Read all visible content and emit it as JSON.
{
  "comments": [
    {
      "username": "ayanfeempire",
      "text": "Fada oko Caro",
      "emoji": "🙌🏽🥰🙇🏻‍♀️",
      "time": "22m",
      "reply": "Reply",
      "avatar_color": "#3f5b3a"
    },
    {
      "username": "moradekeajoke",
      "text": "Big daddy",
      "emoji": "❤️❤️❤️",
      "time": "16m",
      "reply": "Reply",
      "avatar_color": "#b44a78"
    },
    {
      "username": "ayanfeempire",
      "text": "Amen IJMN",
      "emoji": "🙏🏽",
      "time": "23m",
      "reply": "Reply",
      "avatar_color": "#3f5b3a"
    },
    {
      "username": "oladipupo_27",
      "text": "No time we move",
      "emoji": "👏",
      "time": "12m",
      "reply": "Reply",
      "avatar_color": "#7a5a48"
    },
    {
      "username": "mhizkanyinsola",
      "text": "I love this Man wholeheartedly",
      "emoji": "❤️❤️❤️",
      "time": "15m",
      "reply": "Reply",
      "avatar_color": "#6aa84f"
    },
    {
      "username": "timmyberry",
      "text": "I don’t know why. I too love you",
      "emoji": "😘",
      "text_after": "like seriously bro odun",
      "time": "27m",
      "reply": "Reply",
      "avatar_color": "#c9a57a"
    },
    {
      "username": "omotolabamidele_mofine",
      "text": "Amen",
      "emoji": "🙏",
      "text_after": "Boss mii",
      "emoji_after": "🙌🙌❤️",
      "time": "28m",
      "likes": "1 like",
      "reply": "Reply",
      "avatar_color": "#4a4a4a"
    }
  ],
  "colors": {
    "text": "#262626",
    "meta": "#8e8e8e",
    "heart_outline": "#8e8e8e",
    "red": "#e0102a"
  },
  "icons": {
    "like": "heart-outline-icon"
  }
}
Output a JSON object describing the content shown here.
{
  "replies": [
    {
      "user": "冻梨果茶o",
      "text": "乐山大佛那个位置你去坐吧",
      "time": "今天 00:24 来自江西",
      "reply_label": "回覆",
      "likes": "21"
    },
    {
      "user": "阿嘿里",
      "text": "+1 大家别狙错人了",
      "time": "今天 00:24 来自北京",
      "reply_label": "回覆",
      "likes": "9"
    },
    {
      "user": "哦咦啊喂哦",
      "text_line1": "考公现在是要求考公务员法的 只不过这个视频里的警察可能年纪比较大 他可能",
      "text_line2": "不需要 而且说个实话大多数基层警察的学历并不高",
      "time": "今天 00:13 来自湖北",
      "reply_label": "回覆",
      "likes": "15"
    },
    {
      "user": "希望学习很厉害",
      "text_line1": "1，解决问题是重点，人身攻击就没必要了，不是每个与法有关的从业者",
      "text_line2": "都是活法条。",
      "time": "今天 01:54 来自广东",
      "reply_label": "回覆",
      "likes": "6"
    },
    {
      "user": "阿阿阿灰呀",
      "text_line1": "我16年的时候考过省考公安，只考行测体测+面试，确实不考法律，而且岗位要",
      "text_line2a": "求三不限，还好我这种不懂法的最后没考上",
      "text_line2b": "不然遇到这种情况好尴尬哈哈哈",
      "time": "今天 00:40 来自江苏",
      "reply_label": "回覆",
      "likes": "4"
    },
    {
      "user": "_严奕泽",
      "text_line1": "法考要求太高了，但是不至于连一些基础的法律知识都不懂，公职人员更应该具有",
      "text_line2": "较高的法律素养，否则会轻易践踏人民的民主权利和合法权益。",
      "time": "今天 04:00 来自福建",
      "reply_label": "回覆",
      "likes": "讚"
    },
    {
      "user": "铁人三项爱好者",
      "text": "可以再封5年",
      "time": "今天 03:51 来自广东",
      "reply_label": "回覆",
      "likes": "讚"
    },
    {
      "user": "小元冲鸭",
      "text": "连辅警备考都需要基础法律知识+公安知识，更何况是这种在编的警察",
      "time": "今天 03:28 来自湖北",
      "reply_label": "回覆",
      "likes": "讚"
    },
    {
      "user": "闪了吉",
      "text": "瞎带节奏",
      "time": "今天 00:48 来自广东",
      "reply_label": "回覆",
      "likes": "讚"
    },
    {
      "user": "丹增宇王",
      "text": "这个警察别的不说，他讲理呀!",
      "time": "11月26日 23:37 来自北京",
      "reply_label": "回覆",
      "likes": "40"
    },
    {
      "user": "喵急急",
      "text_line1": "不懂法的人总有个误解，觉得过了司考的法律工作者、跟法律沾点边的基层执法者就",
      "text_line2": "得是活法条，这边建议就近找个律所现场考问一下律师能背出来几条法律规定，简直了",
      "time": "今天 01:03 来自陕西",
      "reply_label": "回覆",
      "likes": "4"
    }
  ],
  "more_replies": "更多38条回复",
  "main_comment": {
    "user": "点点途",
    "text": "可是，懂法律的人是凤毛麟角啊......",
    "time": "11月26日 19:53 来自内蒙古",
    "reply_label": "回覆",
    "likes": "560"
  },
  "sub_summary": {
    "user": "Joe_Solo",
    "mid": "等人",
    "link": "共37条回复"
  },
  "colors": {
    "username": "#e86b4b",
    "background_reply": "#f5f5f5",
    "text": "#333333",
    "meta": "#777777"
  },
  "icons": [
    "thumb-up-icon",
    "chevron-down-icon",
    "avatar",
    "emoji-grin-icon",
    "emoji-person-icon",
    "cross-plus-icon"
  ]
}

━━━━━━━━━━━━━━━━━━━━━━━━━━━━━━

▶ [EXERCISE DESCRIPTION]:
Reproduce each line verbatim.

▶ [EXERCISE RESULT]:
Read all visible content and emit it as JSON.
{
  "comments": [
    {
      "username": "ayanfeempire",
      "text": "Fada oko Caro",
      "emoji": "🙌🏽🥰🙇🏻‍♀️",
      "time": "22m",
      "reply": "Reply",
      "avatar_color": "#3f5b3a"
    },
    {
      "username": "moradekeajoke",
      "text": "Big daddy",
      "emoji": "❤️❤️❤️",
      "time": "16m",
      "reply": "Reply",
      "avatar_color": "#b44a78"
    },
    {
      "username": "ayanfeempire",
      "text": "Amen IJMN",
      "emoji": "🙏🏽",
      "time": "23m",
      "reply": "Reply",
      "avatar_color": "#3f5b3a"
    },
    {
      "username": "oladipupo_27",
      "text": "No time we move",
      "emoji": "👏",
      "time": "12m",
      "reply": "Reply",
      "avatar_color": "#7a5a48"
    },
    {
      "username": "mhizkanyinsola",
      "text": "I love this Man wholeheartedly",
      "emoji": "❤️❤️❤️",
      "time": "15m",
      "reply": "Reply",
      "avatar_color": "#6aa84f"
    },
    {
      "username": "timmyberry",
      "text": "I don’t know why. I too love you",
      "emoji": "😘",
      "text_after": "like seriously bro odun",
      "time": "27m",
      "reply": "Reply",
      "avatar_color": "#c9a57a"
    },
    {
      "username": "omotolabamidele_mofine",
      "text": "Amen",
      "emoji": "🙏",
      "text_after": "Boss mii",
      "emoji_after": "🙌🙌❤️",
      "time": "28m",
      "likes": "1 like",
      "reply": "Reply",
      "avatar_color": "#4a4a4a"
    }
  ],
  "colors": {
    "text": "#262626",
    "meta": "#8e8e8e",
    "heart_outline": "#8e8e8e",
    "red": "#e0102a"
  },
  "icons": {
    "like": "heart-outline-icon"
  }
}
Output a JSON object describing the content shown here.
{
  "replies": [
    {
      "user": "冻梨果茶o",
      "text": "乐山大佛那个位置你去坐吧",
      "time": "今天 00:24 来自江西",
      "reply_label": "回覆",
      "likes": "21"
    },
    {
      "user": "阿嘿里",
      "text": "+1 大家别狙错人了",
      "time": "今天 00:24 来自北京",
      "reply_label": "回覆",
      "likes": "9"
    },
    {
      "user": "哦咦啊喂哦",
      "text_line1": "考公现在是要求考公务员法的 只不过这个视频里的警察可能年纪比较大 他可能",
      "text_line2": "不需要 而且说个实话大多数基层警察的学历并不高",
      "time": "今天 00:13 来自湖北",
      "reply_label": "回覆",
      "likes": "15"
    },
    {
      "user": "希望学习很厉害",
      "text_line1": "1，解决问题是重点，人身攻击就没必要了，不是每个与法有关的从业者",
      "text_line2": "都是活法条。",
      "time": "今天 01:54 来自广东",
      "reply_label": "回覆",
      "likes": "6"
    },
    {
      "user": "阿阿阿灰呀",
      "text_line1": "我16年的时候考过省考公安，只考行测体测+面试，确实不考法律，而且岗位要",
      "text_line2a": "求三不限，还好我这种不懂法的最后没考上",
      "text_line2b": "不然遇到这种情况好尴尬哈哈哈",
      "time": "今天 00:40 来自江苏",
      "reply_label": "回覆",
      "likes": "4"
    },
    {
      "user": "_严奕泽",
      "text_line1": "法考要求太高了，但是不至于连一些基础的法律知识都不懂，公职人员更应该具有",
      "text_line2": "较高的法律素养，否则会轻易践踏人民的民主权利和合法权益。",
      "time": "今天 04:00 来自福建",
      "reply_label": "回覆",
      "likes": "讚"
    },
    {
      "user": "铁人三项爱好者",
      "text": "可以再封5年",
      "time": "今天 03:51 来自广东",
      "reply_label": "回覆",
      "likes": "讚"
    },
    {
      "user": "小元冲鸭",
      "text": "连辅警备考都需要基础法律知识+公安知识，更何况是这种在编的警察",
      "time": "今天 03:28 来自湖北",
      "reply_label": "回覆",
      "likes": "讚"
    },
    {
      "user": "闪了吉",
      "text": "瞎带节奏",
      "time": "今天 00:48 来自广东",
      "reply_label": "回覆",
      "likes": "讚"
    },
    {
      "user": "丹增宇王",
      "text": "这个警察别的不说，他讲理呀!",
      "time": "11月26日 23:37 来自北京",
      "reply_label": "回覆",
      "likes": "40"
    },
    {
      "user": "喵急急",
      "text_line1": "不懂法的人总有个误解，觉得过了司考的法律工作者、跟法律沾点边的基层执法者就",
      "text_line2": "得是活法条，这边建议就近找个律所现场考问一下律师能背出来几条法律规定，简直了",
      "time": "今天 01:03 来自陕西",
      "reply_label": "回覆",
      "likes": "4"
    }
  ],
  "more_replies": "更多38条回复",
  "main_comment": {
    "user": "点点途",
    "text": "可是，懂法律的人是凤毛麟角啊......",
    "time": "11月26日 19:53 来自内蒙古",
    "reply_label": "回覆",
    "likes": "560"
  },
  "sub_summary": {
    "user": "Joe_Solo",
    "mid": "等人",
    "link": "共37条回复"
  },
  "colors": {
    "username": "#e86b4b",
    "background_reply": "#f5f5f5",
    "text": "#333333",
    "meta": "#777777"
  },
  "icons": [
    "thumb-up-icon",
    "chevron-down-icon",
    "avatar",
    "emoji-grin-icon",
    "emoji-person-icon",
    "cross-plus-icon"
  ]
}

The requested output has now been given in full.